◆ JOB: Repeat, exactly and completely, the material that follows. Omit the pictures.

◆ DATA FOR THE TASK:
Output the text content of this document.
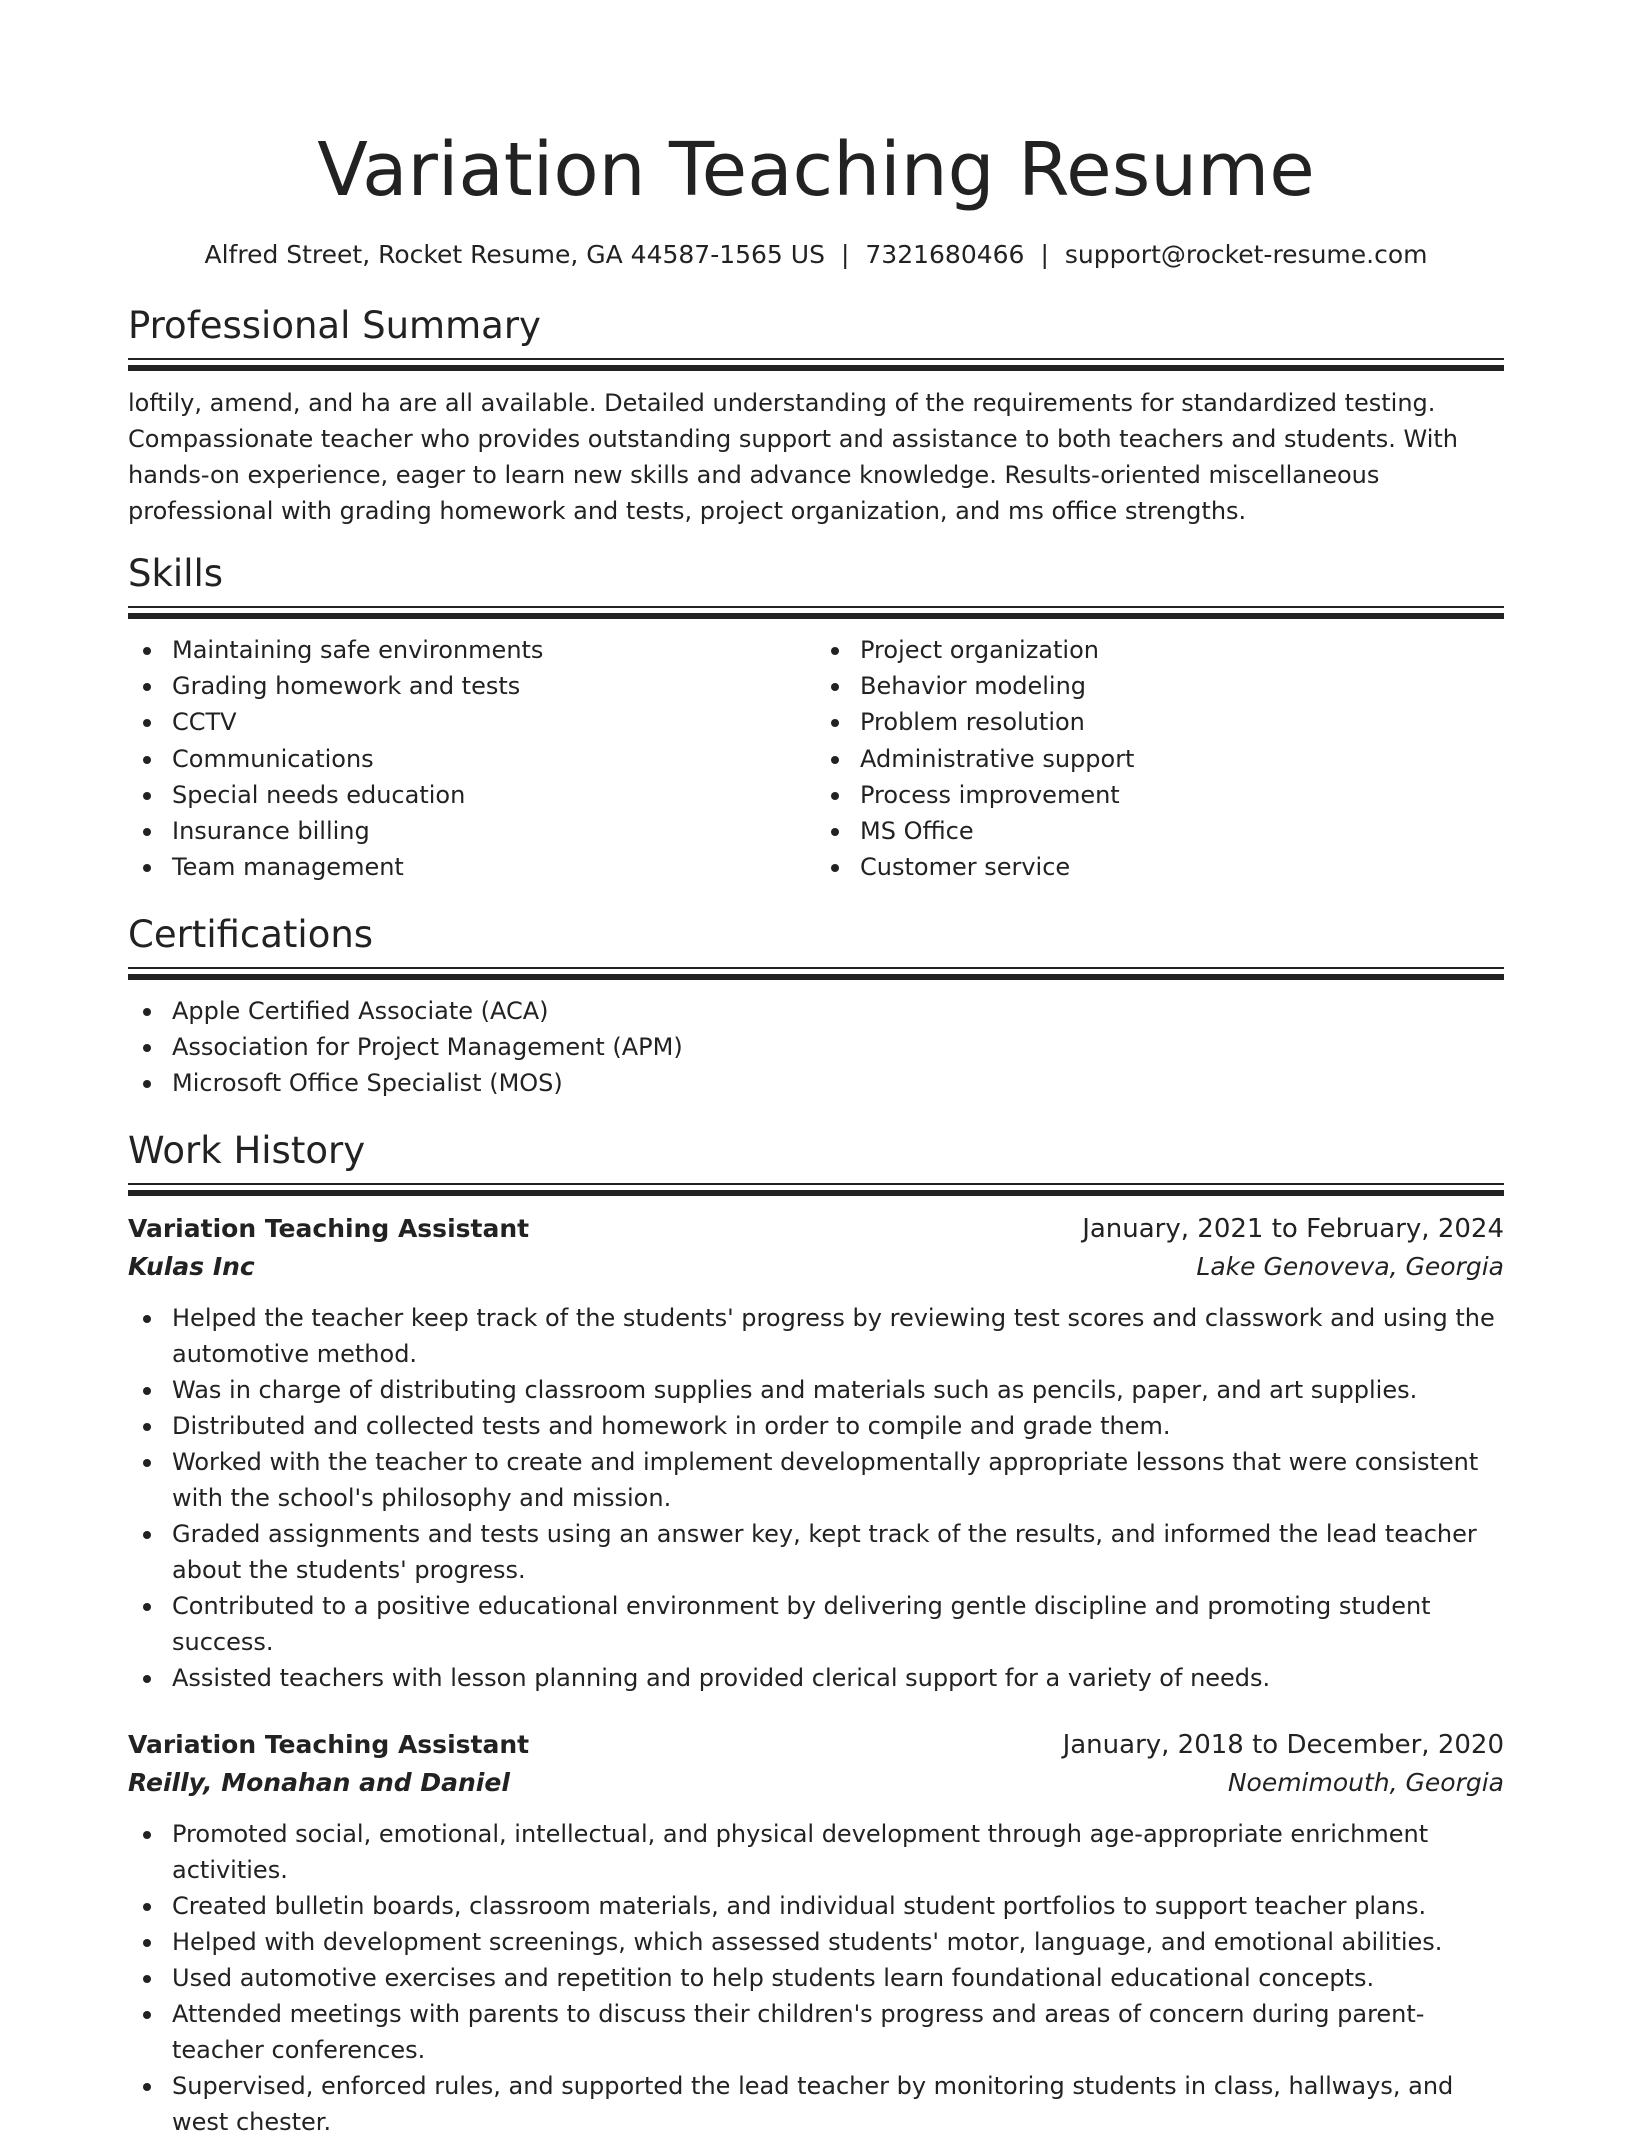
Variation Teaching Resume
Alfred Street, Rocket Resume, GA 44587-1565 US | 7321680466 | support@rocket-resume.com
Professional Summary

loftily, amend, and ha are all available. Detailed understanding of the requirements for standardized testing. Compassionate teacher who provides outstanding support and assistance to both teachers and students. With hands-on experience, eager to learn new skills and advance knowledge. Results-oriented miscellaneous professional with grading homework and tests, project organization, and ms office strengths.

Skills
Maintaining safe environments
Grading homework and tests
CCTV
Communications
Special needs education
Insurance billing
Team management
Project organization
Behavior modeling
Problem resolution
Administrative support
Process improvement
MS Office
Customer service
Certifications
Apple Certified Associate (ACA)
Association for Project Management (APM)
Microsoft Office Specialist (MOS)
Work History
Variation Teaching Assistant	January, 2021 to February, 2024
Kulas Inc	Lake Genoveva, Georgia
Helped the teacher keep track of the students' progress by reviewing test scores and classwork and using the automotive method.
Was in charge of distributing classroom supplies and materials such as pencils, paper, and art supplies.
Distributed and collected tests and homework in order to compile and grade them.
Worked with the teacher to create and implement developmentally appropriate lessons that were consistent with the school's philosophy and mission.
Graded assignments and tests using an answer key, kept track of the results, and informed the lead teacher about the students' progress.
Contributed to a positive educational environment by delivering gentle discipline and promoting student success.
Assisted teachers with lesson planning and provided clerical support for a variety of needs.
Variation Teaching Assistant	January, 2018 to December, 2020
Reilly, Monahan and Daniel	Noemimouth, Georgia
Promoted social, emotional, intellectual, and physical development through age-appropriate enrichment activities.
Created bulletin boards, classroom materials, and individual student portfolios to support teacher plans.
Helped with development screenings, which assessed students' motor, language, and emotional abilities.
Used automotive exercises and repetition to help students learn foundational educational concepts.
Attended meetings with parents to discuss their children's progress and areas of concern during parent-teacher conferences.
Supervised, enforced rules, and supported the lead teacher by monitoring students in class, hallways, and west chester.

◆ RESPONSE TO THIS TASK:
Output the text content of this document.
Variation Teaching Resume
Alfred Street, Rocket Resume, GA 44587-1565 US | 7321680466 | support@rocket-resume.com
Professional Summary

loftily, amend, and ha are all available. Detailed understanding of the requirements for standardized testing. Compassionate teacher who provides outstanding support and assistance to both teachers and students. With hands-on experience, eager to learn new skills and advance knowledge. Results-oriented miscellaneous professional with grading homework and tests, project organization, and ms office strengths.

Skills
Maintaining safe environments
Grading homework and tests
CCTV
Communications
Special needs education
Insurance billing
Team management
Project organization
Behavior modeling
Problem resolution
Administrative support
Process improvement
MS Office
Customer service
Certifications
Apple Certified Associate (ACA)
Association for Project Management (APM)
Microsoft Office Specialist (MOS)
Work History
Variation Teaching Assistant	January, 2021 to February, 2024
Kulas Inc	Lake Genoveva, Georgia
Helped the teacher keep track of the students' progress by reviewing test scores and classwork and using the automotive method.
Was in charge of distributing classroom supplies and materials such as pencils, paper, and art supplies.
Distributed and collected tests and homework in order to compile and grade them.
Worked with the teacher to create and implement developmentally appropriate lessons that were consistent with the school's philosophy and mission.
Graded assignments and tests using an answer key, kept track of the results, and informed the lead teacher about the students' progress.
Contributed to a positive educational environment by delivering gentle discipline and promoting student success.
Assisted teachers with lesson planning and provided clerical support for a variety of needs.
Variation Teaching Assistant	January, 2018 to December, 2020
Reilly, Monahan and Daniel	Noemimouth, Georgia
Promoted social, emotional, intellectual, and physical development through age-appropriate enrichment activities.
Created bulletin boards, classroom materials, and individual student portfolios to support teacher plans.
Helped with development screenings, which assessed students' motor, language, and emotional abilities.
Used automotive exercises and repetition to help students learn foundational educational concepts.
Attended meetings with parents to discuss their children's progress and areas of concern during parent-teacher conferences.
Supervised, enforced rules, and supported the lead teacher by monitoring students in class, hallways, and west chester.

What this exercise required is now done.